>>>>>

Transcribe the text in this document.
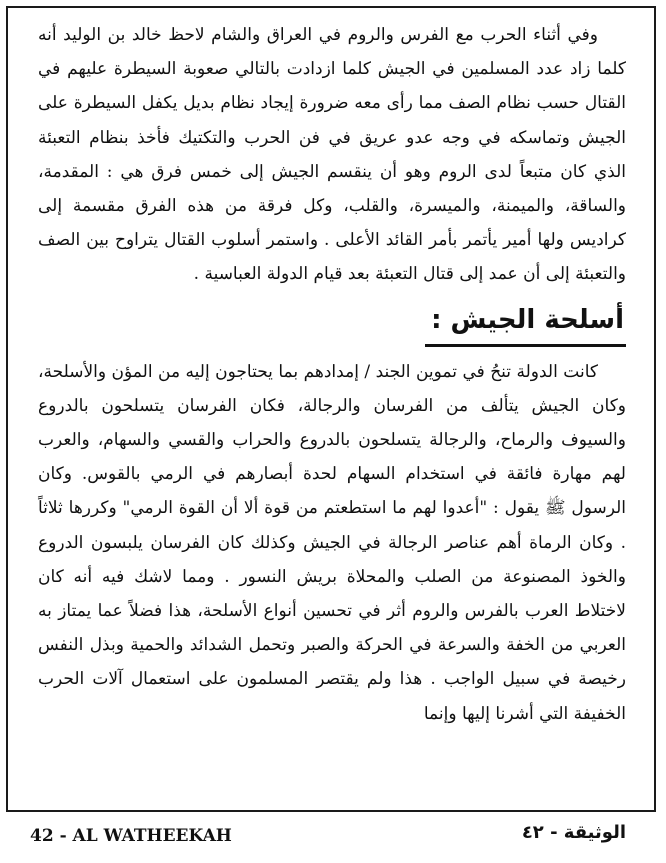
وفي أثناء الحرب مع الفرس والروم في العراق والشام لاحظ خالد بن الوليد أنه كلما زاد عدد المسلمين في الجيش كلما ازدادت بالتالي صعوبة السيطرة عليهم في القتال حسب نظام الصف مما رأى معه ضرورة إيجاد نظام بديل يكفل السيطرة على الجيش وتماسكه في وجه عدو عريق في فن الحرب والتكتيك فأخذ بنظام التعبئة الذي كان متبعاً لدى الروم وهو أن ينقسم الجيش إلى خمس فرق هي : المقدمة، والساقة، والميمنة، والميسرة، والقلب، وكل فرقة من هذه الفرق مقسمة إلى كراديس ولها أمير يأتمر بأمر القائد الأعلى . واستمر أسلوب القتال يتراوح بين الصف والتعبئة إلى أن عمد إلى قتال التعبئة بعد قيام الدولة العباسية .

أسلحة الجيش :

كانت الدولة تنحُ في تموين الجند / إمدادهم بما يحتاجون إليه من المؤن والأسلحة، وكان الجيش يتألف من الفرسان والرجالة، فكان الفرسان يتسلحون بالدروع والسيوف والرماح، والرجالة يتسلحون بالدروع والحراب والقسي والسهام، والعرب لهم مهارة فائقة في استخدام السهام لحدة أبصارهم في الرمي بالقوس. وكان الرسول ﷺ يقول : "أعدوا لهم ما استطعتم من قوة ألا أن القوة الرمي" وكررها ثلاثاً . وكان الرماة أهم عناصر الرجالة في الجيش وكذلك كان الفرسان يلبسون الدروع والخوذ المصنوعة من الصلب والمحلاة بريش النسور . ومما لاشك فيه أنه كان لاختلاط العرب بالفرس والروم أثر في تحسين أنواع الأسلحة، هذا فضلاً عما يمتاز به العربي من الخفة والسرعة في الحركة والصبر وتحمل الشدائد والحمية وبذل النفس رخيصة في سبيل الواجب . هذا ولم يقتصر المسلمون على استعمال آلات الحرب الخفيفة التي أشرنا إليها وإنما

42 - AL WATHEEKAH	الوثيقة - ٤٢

<<<<<

__WHAT TO DO__
Every line that holds the word "الحرب" should be extracted.

__SOLVED PROBLEM__
وفي أثناء الحرب مع الفرس والروم في العراق والشام لاحظ خالد بن الوليد أنه كلما زاد عدد المسلمين في الجيش كلما ازدادت بالتالي صعوبة السيطرة عليهم في القتال حسب نظام الصف مما رأى معه ضرورة إيجاد نظام بديل يكفل السيطرة على الجيش وتماسكه في وجه عدو عريق في فن الحرب والتكتيك فأخذ بنظام التعبئة الذي كان متبعاً لدى الروم وهو أن ينقسم الجيش إلى خمس فرق هي : المقدمة، والساقة، والميمنة، والميسرة، والقلب، وكل فرقة من هذه الفرق مقسمة إلى كراديس ولها أمير يأتمر بأمر القائد الأعلى . واستمر أسلوب القتال يتراوح بين الصف والتعبئة إلى أن عمد إلى قتال التعبئة بعد قيام الدولة العباسية .
كانت الدولة تنحُ في تموين الجند / إمدادهم بما يحتاجون إليه من المؤن والأسلحة، وكان الجيش يتألف من الفرسان والرجالة، فكان الفرسان يتسلحون بالدروع والسيوف والرماح، والرجالة يتسلحون بالدروع والحراب والقسي والسهام، والعرب لهم مهارة فائقة في استخدام السهام لحدة أبصارهم في الرمي بالقوس. وكان الرسول ﷺ يقول : "أعدوا لهم ما استطعتم من قوة ألا أن القوة الرمي" وكررها ثلاثاً . وكان الرماة أهم عناصر الرجالة في الجيش وكذلك كان الفرسان يلبسون الدروع والخوذ المصنوعة من الصلب والمحلاة بريش النسور . ومما لاشك فيه أنه كان لاختلاط العرب بالفرس والروم أثر في تحسين أنواع الأسلحة، هذا فضلاً عما يمتاز به العربي من الخفة والسرعة في الحركة والصبر وتحمل الشدائد والحمية وبذل النفس رخيصة في سبيل الواجب . هذا ولم يقتصر المسلمون على استعمال آلات الحرب الخفيفة التي أشرنا إليها وإنما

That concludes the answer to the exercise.